GOAL OF THE EXERCISE:
Collect from the data below each line with "Unit".

AVAILABLE DATA:

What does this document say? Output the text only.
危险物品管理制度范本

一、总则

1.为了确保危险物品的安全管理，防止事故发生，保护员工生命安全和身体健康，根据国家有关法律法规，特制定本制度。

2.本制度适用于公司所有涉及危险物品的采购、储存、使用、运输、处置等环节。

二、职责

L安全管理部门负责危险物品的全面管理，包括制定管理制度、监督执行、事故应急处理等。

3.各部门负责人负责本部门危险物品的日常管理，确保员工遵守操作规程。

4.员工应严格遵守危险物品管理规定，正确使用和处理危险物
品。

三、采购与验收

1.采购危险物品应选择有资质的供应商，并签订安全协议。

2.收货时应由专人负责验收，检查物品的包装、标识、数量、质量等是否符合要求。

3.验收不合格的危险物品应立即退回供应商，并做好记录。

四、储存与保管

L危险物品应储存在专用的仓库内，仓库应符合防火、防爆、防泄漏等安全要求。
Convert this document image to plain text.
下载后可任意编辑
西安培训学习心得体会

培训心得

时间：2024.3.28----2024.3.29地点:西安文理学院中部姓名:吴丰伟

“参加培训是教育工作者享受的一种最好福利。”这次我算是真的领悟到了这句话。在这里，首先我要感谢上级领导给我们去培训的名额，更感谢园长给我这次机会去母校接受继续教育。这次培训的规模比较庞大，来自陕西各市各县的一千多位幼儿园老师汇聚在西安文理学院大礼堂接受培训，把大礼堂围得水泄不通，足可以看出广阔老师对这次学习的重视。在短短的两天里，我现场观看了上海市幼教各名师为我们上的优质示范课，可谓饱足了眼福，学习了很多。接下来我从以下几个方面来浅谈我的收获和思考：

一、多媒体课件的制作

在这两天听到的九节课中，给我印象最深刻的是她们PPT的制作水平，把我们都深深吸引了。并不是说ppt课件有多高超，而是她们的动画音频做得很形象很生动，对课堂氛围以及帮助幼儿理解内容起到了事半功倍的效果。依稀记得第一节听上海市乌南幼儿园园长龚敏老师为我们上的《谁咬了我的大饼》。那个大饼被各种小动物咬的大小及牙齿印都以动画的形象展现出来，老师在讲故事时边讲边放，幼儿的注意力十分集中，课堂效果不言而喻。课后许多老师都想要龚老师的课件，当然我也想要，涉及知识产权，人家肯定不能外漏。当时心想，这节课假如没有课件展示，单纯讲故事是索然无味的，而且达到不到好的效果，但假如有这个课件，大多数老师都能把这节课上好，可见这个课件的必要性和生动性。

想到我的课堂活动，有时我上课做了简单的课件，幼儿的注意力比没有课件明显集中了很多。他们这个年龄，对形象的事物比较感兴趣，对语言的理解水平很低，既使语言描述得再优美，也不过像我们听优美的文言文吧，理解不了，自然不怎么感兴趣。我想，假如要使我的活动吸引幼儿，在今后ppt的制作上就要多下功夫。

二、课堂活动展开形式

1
--
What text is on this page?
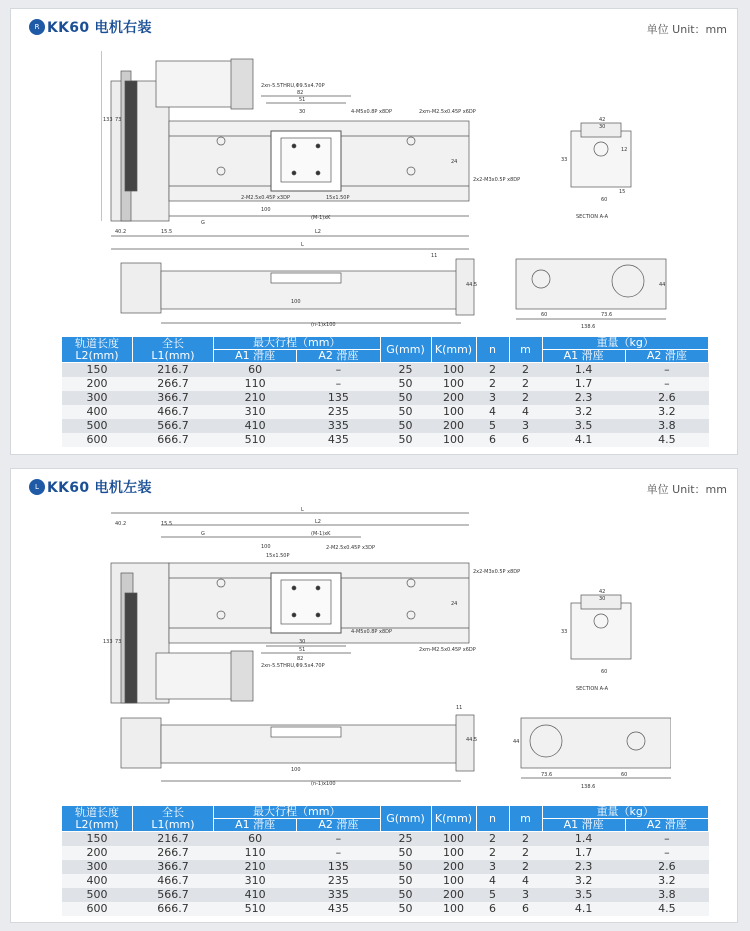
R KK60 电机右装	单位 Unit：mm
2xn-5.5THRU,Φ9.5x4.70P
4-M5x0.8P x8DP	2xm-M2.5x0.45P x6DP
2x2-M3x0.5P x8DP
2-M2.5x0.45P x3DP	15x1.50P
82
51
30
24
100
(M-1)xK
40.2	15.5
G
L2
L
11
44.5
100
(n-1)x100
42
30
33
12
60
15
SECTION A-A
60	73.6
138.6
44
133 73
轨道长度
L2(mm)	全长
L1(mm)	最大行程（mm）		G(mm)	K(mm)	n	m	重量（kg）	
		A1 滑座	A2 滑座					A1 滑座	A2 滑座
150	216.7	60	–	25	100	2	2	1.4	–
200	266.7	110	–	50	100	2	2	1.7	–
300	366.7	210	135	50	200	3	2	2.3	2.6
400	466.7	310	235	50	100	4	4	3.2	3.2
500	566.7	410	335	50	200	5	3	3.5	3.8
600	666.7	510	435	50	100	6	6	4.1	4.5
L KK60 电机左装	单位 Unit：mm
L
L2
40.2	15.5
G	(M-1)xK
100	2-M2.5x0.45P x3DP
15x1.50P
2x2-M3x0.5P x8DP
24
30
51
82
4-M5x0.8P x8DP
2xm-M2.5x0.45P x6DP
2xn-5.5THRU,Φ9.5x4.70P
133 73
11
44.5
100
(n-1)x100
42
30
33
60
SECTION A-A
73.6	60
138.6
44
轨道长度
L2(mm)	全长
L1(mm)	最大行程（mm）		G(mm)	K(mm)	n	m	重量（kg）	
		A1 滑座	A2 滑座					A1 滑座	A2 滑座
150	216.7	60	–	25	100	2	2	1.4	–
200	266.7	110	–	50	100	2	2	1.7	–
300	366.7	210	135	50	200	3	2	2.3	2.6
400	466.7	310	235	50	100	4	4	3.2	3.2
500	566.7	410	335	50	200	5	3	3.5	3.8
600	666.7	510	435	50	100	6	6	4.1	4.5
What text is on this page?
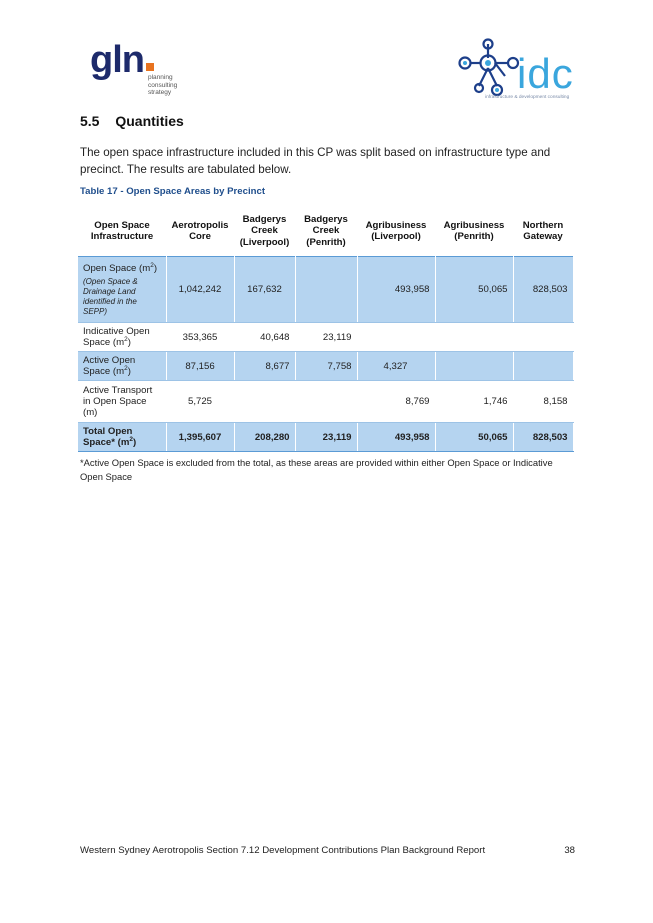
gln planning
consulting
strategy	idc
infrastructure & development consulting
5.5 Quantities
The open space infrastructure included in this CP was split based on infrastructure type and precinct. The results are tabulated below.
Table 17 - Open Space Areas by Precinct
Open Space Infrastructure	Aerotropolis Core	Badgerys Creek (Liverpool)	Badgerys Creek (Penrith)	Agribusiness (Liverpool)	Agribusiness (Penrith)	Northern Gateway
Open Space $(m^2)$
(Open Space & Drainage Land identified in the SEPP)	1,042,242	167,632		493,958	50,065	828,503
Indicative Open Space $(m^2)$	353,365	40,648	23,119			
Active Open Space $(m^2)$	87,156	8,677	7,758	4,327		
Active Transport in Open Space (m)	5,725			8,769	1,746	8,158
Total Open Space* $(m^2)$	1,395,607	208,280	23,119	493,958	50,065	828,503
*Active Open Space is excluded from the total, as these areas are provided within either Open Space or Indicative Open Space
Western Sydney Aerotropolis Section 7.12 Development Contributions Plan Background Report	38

TASK RESULT:
R KK60 电机右装	单位 Unit：mm
L KK60 电机左装	单位 Unit：mm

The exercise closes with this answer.